Directive: Scan the listing below. Report each line that includes "Stammdaten".

Material shown:
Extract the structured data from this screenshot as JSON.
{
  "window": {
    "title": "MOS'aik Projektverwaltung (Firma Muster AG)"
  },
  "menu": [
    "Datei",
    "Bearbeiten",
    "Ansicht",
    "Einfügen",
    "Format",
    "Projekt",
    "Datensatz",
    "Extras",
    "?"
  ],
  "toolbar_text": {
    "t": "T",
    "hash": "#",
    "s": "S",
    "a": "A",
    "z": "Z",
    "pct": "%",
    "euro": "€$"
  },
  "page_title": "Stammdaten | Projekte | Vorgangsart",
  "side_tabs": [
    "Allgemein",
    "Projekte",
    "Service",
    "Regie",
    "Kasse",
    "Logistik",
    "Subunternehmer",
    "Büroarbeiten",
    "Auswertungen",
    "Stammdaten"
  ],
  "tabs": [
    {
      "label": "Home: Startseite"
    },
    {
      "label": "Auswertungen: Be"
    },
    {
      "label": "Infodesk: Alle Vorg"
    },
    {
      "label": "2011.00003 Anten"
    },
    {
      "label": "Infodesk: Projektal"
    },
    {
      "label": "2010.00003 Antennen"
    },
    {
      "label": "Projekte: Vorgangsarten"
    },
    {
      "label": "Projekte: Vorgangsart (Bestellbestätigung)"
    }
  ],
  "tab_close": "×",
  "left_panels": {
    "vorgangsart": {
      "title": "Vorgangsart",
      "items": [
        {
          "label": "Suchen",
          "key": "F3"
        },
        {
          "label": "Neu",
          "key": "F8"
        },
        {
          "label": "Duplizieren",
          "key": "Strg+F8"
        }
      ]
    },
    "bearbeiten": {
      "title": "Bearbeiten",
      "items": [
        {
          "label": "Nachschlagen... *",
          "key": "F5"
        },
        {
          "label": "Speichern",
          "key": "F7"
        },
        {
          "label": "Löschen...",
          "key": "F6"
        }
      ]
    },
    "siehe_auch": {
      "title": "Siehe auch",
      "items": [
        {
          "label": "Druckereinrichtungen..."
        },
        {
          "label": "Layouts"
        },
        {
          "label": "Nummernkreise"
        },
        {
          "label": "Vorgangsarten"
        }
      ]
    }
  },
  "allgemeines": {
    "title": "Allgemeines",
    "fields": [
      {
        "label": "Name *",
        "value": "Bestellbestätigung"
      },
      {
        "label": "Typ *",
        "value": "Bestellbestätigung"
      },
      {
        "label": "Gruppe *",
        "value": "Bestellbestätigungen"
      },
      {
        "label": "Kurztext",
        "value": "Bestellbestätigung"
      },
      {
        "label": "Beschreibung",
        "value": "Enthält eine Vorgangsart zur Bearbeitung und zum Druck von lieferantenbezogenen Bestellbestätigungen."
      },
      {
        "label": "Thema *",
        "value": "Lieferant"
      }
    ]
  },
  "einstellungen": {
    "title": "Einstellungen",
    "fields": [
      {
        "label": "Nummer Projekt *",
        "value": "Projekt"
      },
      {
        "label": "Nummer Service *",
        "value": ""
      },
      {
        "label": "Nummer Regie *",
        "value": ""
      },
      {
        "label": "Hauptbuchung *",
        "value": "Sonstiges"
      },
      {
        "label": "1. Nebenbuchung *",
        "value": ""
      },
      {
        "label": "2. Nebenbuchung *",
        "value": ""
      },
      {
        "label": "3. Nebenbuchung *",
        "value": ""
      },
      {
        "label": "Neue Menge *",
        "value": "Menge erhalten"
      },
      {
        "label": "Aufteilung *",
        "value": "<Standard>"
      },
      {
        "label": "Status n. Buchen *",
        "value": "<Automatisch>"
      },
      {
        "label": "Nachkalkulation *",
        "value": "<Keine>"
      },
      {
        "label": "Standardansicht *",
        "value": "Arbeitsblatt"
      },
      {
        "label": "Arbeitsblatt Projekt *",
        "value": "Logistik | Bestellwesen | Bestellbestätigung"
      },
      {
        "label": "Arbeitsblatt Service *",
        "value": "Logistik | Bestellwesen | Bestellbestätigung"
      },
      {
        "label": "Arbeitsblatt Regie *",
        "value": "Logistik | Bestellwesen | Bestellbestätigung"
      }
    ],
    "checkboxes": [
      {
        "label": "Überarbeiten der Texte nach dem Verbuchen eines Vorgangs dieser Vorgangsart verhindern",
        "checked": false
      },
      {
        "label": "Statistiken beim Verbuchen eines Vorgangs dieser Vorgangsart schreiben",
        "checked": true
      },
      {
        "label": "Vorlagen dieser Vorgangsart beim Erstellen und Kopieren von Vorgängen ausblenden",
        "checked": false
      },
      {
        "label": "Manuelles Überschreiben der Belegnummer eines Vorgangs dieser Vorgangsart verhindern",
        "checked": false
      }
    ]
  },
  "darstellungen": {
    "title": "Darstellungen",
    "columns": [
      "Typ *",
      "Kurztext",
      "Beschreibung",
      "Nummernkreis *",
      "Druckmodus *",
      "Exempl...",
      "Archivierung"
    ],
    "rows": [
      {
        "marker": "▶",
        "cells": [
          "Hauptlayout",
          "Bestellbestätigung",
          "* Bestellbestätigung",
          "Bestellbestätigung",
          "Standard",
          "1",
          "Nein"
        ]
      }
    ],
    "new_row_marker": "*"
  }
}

Final answer:
  "page_title": "Stammdaten | Projekte | Vorgangsart",
    "Stammdaten"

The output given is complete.